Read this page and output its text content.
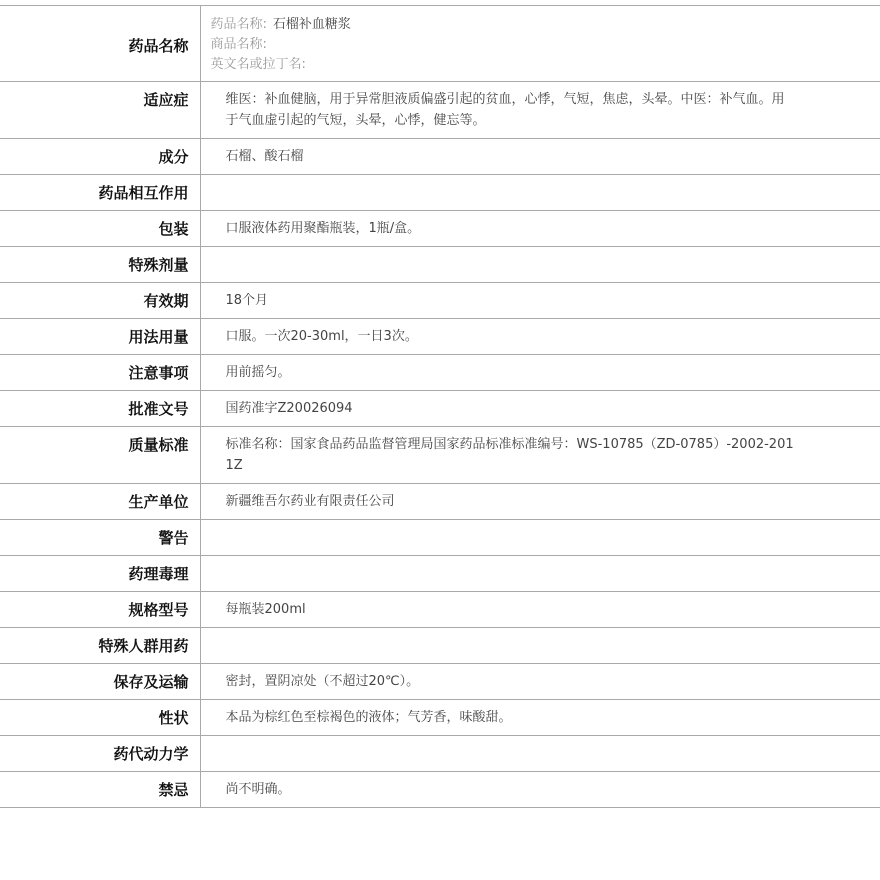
药品名称	药品名称: 石榴补血糖浆
商品名称:
英文名或拉丁名:

适应症	维医：补血健脑，用于异常胆液质偏盛引起的贫血，心悸，气短，焦虑，头晕。中医：补气血。用于气血虚引起的气短，头晕，心悸，健忘等。

成分	石榴、酸石榴
药品相互作用	
包装	口服液体药用聚酯瓶装，1瓶/盒。
特殊剂量	
有效期	18个月
用法用量	口服。一次20-30ml，一日3次。
注意事项	用前摇匀。
批准文号	国药准字Z20026094
质量标准	标准名称：国家食品药品监督管理局国家药品标准标准编号：WS-10785（ZD-0785）-2002-2011Z

生产单位	新疆维吾尔药业有限责任公司
警告	
药理毒理	
规格型号	每瓶装200ml
特殊人群用药	
保存及运输	密封，置阴凉处（不超过20℃）。
性状	本品为棕红色至棕褐色的液体；气芳香，味酸甜。
药代动力学	
禁忌	尚不明确。
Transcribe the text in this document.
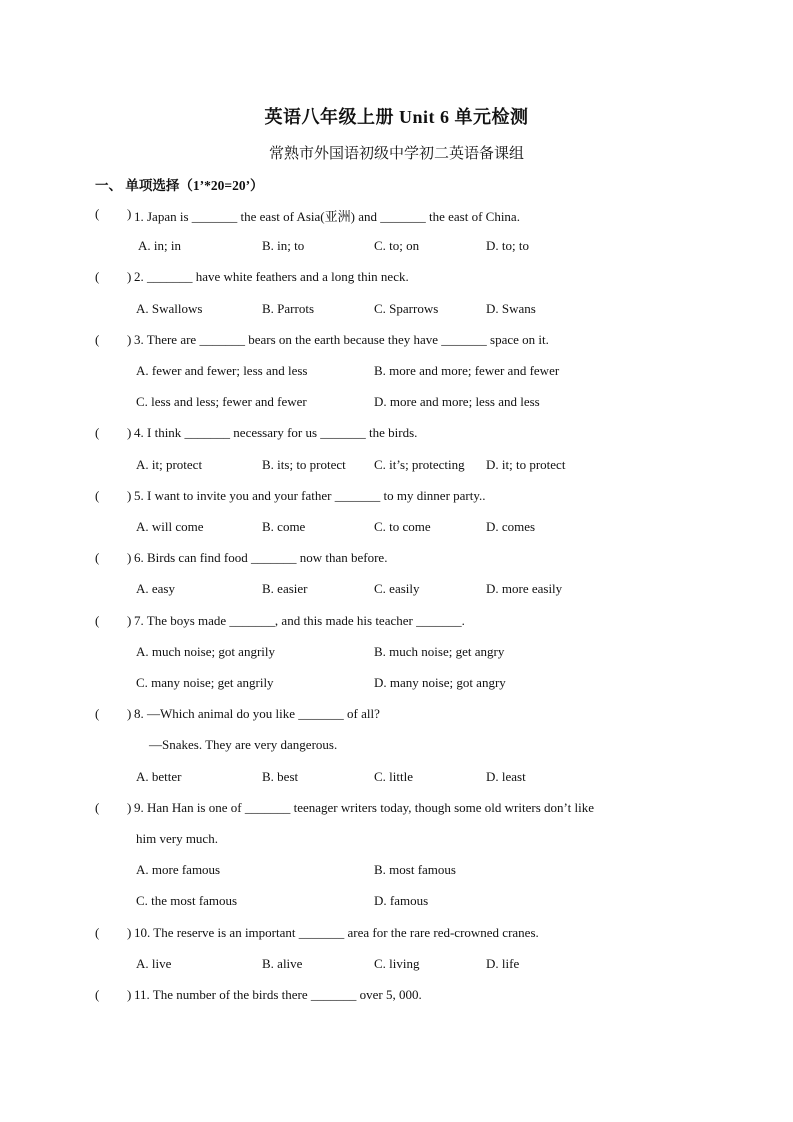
英语八年级上册 Unit 6 单元检测
常熟市外国语初级中学初二英语备课组
一、 单项选择（1’*20=20’）
( ) 1. Japan is _______ the east of Asia(亚洲) and _______ the east of China.
A. in; in	B. in; to	C. to; on	D. to; to
( ) 2. _______ have white feathers and a long thin neck.
A. Swallows	B. Parrots	C. Sparrows	D. Swans
( ) 3. There are _______ bears on the earth because they have _______ space on it.
A. fewer and fewer; less and less	B. more and more; fewer and fewer
C. less and less; fewer and fewer	D. more and more; less and less
( ) 4. I think _______ necessary for us _______ the birds.
A. it; protect	B. its; to protect C. it’s; protecting D. it; to protect
( ) 5. I want to invite you and your father _______ to my dinner party..
A. will come	B. come	C. to come	D. comes
( ) 6. Birds can find food _______ now than before.
A. easy	B. easier	C. easily	D. more easily
( ) 7. The boys made _______, and this made his teacher _______.
A. much noise; got angrily	B. much noise; get angry
C. many noise; get angrily	D. many noise; got angry
( ) 8. —Which animal do you like _______ of all?
—Snakes. They are very dangerous.
A. better	B. best	C. little	D. least
( ) 9. Han Han is one of _______ teenager writers today, though some old writers don’t like
him very much.
A. more famous	B. most famous
C. the most famous	D. famous
( ) 10. The reserve is an important _______ area for the rare red-crowned cranes.
A. live	B. alive	C. living	D. life
( ) 11. The number of the birds there _______ over 5, 000.
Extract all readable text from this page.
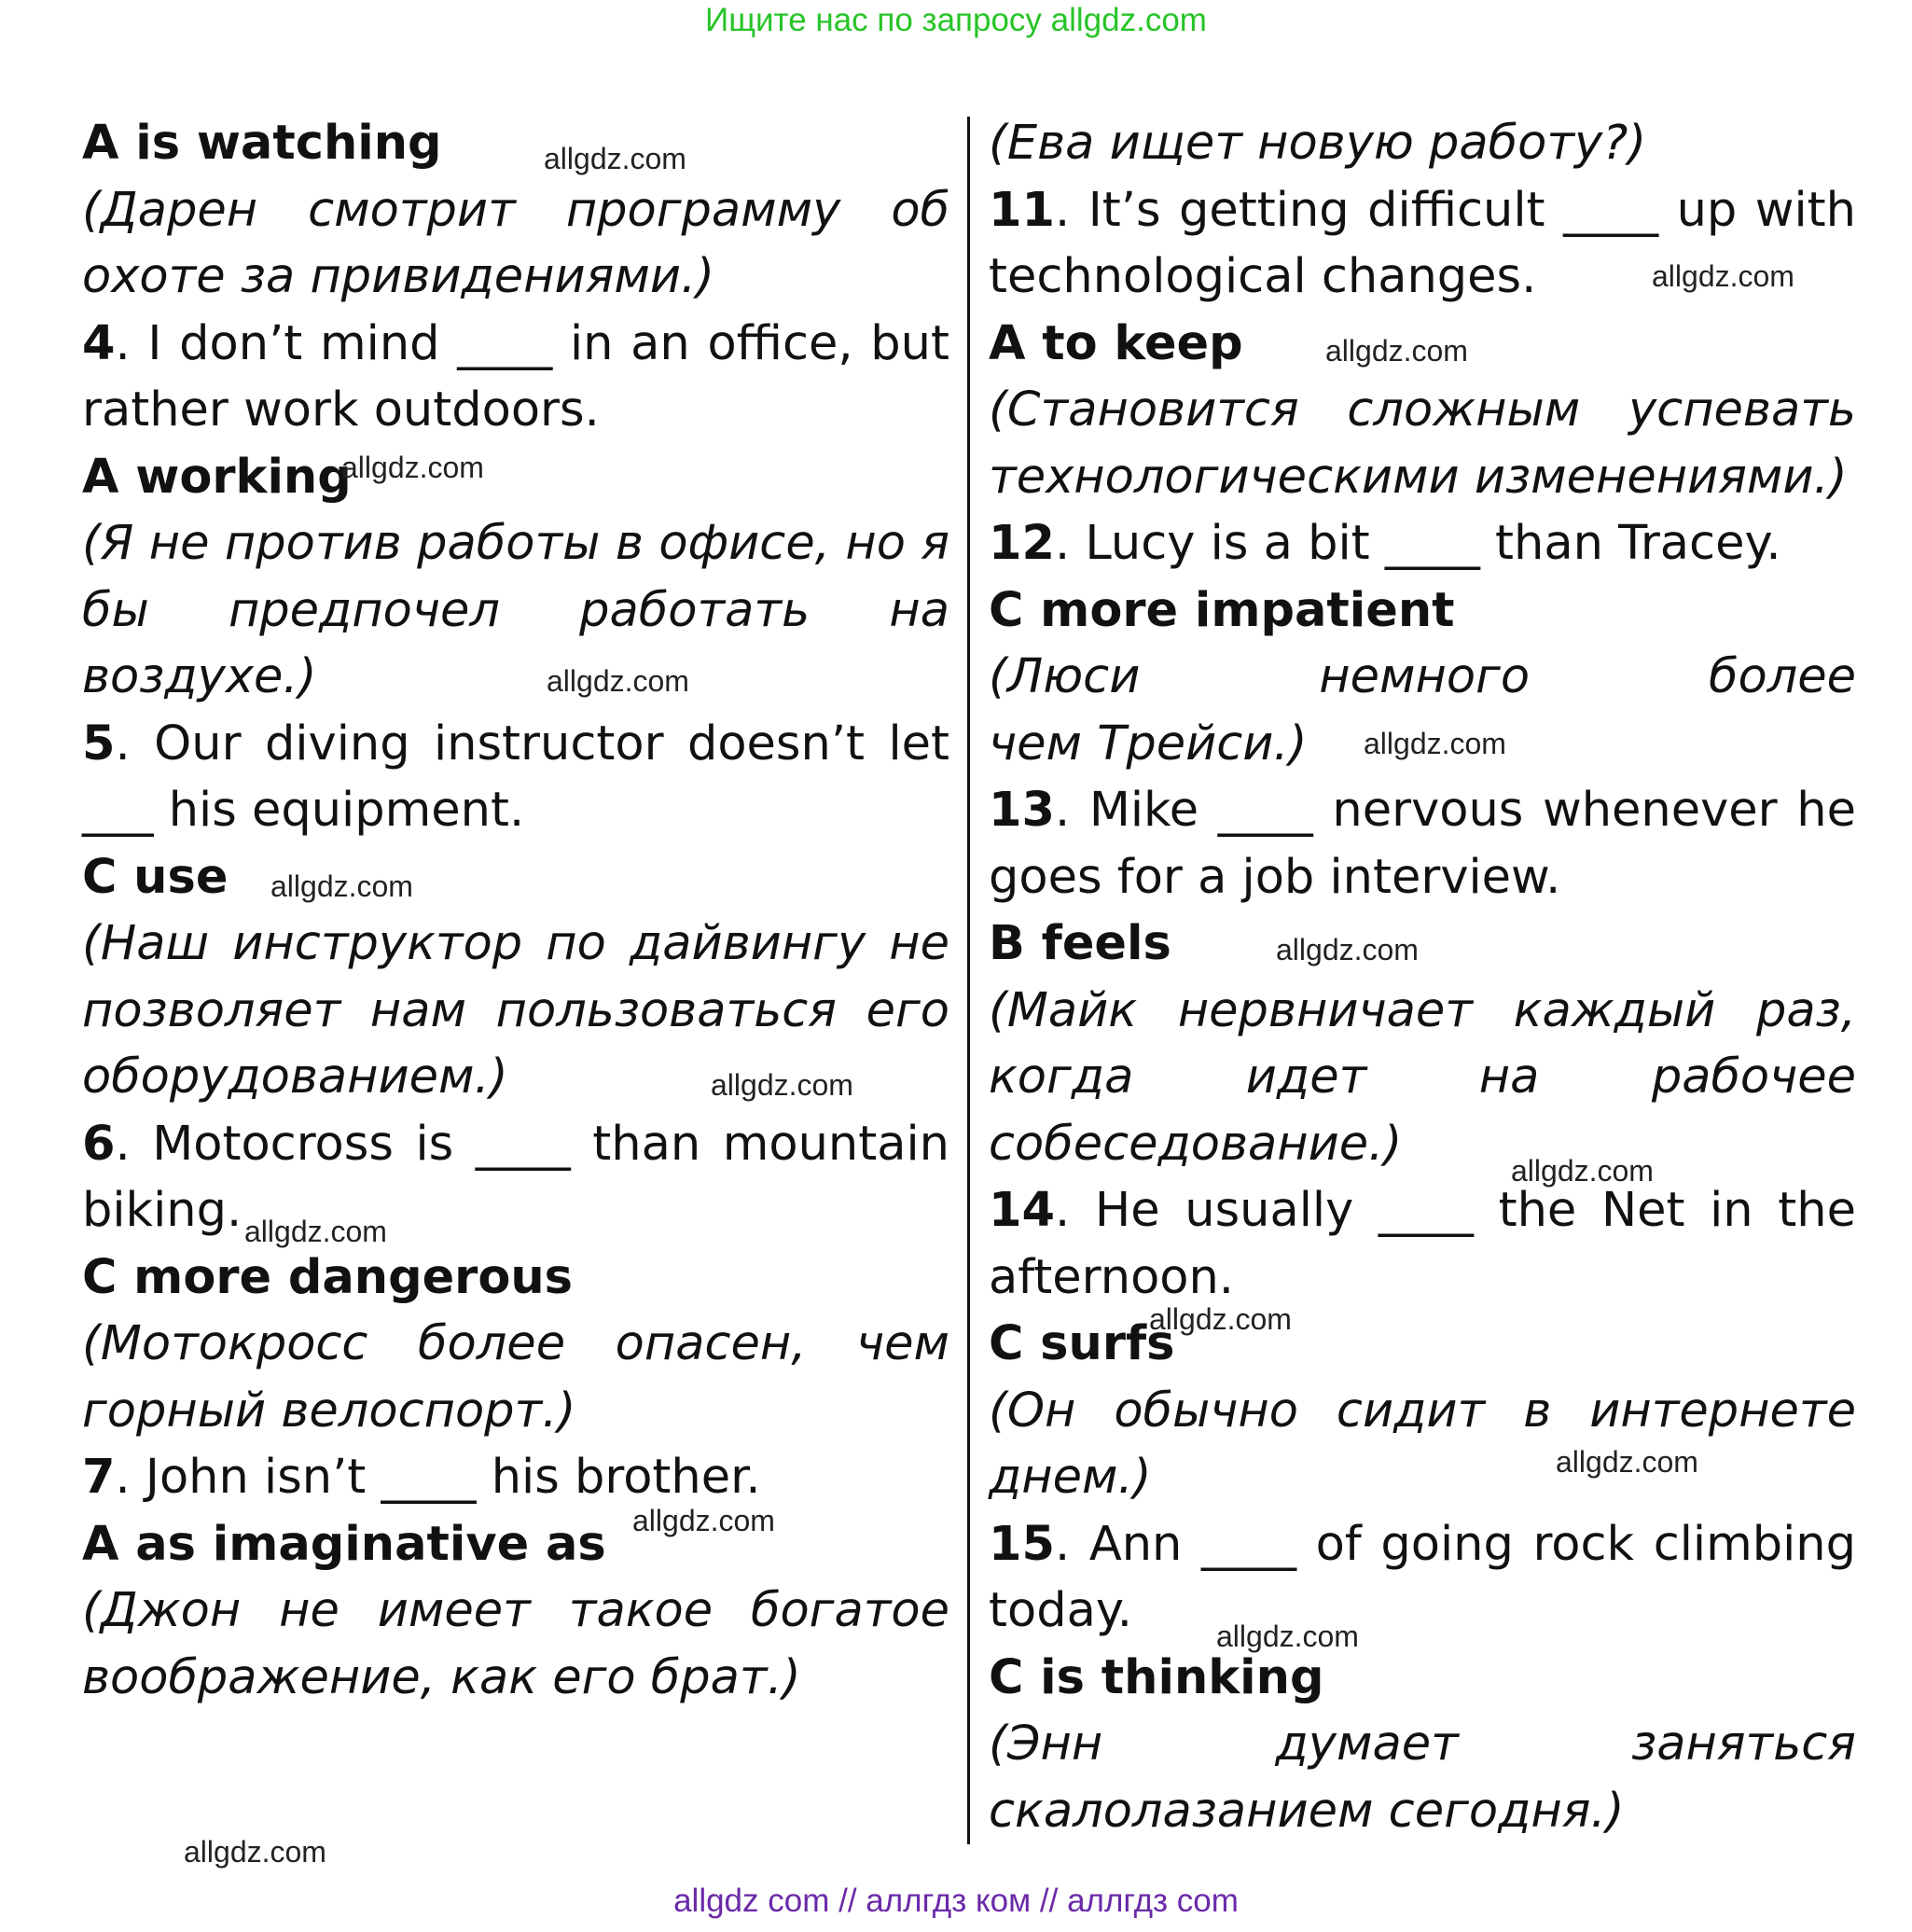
Ищите нас по запросу allgdz.com
A is watching
(Дарен смотрит программу об
охоте за привидениями.)
4. I don’t mind ____ in an office, but
rather work outdoors.
A working
(Я не против работы в офисе, но я
бы предпочел работать на
воздухе.)
5. Our diving instructor doesn’t let
___ his equipment.
C use
(Наш инструктор по дайвингу не
позволяет нам пользоваться его
оборудованием.)
6. Motocross is ____ than mountain
biking.
C more dangerous
(Мотокросс более опасен, чем
горный велоспорт.)
7. John isn’t ____ his brother.
A as imaginative as
(Джон не имеет такое богатое
воображение, как его брат.)
(Ева ищет новую работу?)
11. It’s getting difficult ____ up with
technological changes.
A to keep
(Становится сложным успевать
технологическими изменениями.)
12. Lucy is a bit ____ than Tracey.
C more impatient
(Люси немного более
чем Трейси.)
13. Mike ____ nervous whenever he
goes for a job interview.
B feels
(Майк нервничает каждый раз,
когда идет на рабочее
собеседование.)
14. He usually ____ the Net in the
afternoon.
C surfs
(Он обычно сидит в интернете
днем.)
15. Ann ____ of going rock climbing
today.
C is thinking
(Энн думает заняться
скалолазанием сегодня.)
allgdz.com
allgdz.com
allgdz.com
allgdz.com
allgdz.com
allgdz.com
allgdz.com
allgdz.com
allgdz.com
allgdz.com
allgdz.com
allgdz.com
allgdz.com
allgdz.com
allgdz.com
allgdz.com
allgdz com // аллгдз ком // аллгдз com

**Given task**
Repeat the listing in full and exactly. Leave any pictures out.

**The result**
Read this page and output its text content.
药品名称	药品名称: 石榴补血糖浆
商品名称:
英文名或拉丁名:

适应症	维医：补血健脑，用于异常胆液质偏盛引起的贫血，心悸，气短，焦虑，头晕。中医：补气血。用于气血虚引起的气短，头晕，心悸，健忘等。

成分	石榴、酸石榴
药品相互作用	
包装	口服液体药用聚酯瓶装，1瓶/盒。
特殊剂量	
有效期	18个月
用法用量	口服。一次20-30ml，一日3次。
注意事项	用前摇匀。
批准文号	国药准字Z20026094
质量标准	标准名称：国家食品药品监督管理局国家药品标准标准编号：WS-10785（ZD-0785）-2002-2011Z

生产单位	新疆维吾尔药业有限责任公司
警告	
药理毒理	
规格型号	每瓶装200ml
特殊人群用药	
保存及运输	密封，置阴凉处（不超过20℃）。
性状	本品为棕红色至棕褐色的液体；气芳香，味酸甜。
药代动力学	
禁忌	尚不明确。
Transcribe the text in this document.
英语八年级上册 Unit 6 单元检测
常熟市外国语初级中学初二英语备课组
一、 单项选择（1’*20=20’）
( ) 1. Japan is _______ the east of Asia(亚洲) and _______ the east of China.
A. in; in	B. in; to	C. to; on	D. to; to
( ) 2. _______ have white feathers and a long thin neck.
A. Swallows	B. Parrots	C. Sparrows	D. Swans
( ) 3. There are _______ bears on the earth because they have _______ space on it.
A. fewer and fewer; less and less	B. more and more; fewer and fewer
C. less and less; fewer and fewer	D. more and more; less and less
( ) 4. I think _______ necessary for us _______ the birds.
A. it; protect	B. its; to protect C. it’s; protecting D. it; to protect
( ) 5. I want to invite you and your father _______ to my dinner party..
A. will come	B. come	C. to come	D. comes
( ) 6. Birds can find food _______ now than before.
A. easy	B. easier	C. easily	D. more easily
( ) 7. The boys made _______, and this made his teacher _______.
A. much noise; got angrily	B. much noise; get angry
C. many noise; get angrily	D. many noise; got angry
( ) 8. —Which animal do you like _______ of all?
—Snakes. They are very dangerous.
A. better	B. best	C. little	D. least
( ) 9. Han Han is one of _______ teenager writers today, though some old writers don’t like
him very much.
A. more famous	B. most famous
C. the most famous	D. famous
( ) 10. The reserve is an important _______ area for the rare red-crowned cranes.
A. live	B. alive	C. living	D. life
( ) 11. The number of the birds there _______ over 5, 000.
Extract all readable text from this page.
Ищите нас по запросу allgdz.com
A is watching
(Дарен смотрит программу об
охоте за привидениями.)
4. I don’t mind ____ in an office, but
rather work outdoors.
A working
(Я не против работы в офисе, но я
бы предпочел работать на
воздухе.)
5. Our diving instructor doesn’t let
___ his equipment.
C use
(Наш инструктор по дайвингу не
позволяет нам пользоваться его
оборудованием.)
6. Motocross is ____ than mountain
biking.
C more dangerous
(Мотокросс более опасен, чем
горный велоспорт.)
7. John isn’t ____ his brother.
A as imaginative as
(Джон не имеет такое богатое
воображение, как его брат.)
(Ева ищет новую работу?)
11. It’s getting difficult ____ up with
technological changes.
A to keep
(Становится сложным успевать
технологическими изменениями.)
12. Lucy is a bit ____ than Tracey.
C more impatient
(Люси немного более
чем Трейси.)
13. Mike ____ nervous whenever he
goes for a job interview.
B feels
(Майк нервничает каждый раз,
когда идет на рабочее
собеседование.)
14. He usually ____ the Net in the
afternoon.
C surfs
(Он обычно сидит в интернете
днем.)
15. Ann ____ of going rock climbing
today.
C is thinking
(Энн думает заняться
скалолазанием сегодня.)
allgdz.com
allgdz.com
allgdz.com
allgdz.com
allgdz.com
allgdz.com
allgdz.com
allgdz.com
allgdz.com
allgdz.com
allgdz.com
allgdz.com
allgdz.com
allgdz.com
allgdz.com
allgdz.com
allgdz com // аллгдз ком // аллгдз com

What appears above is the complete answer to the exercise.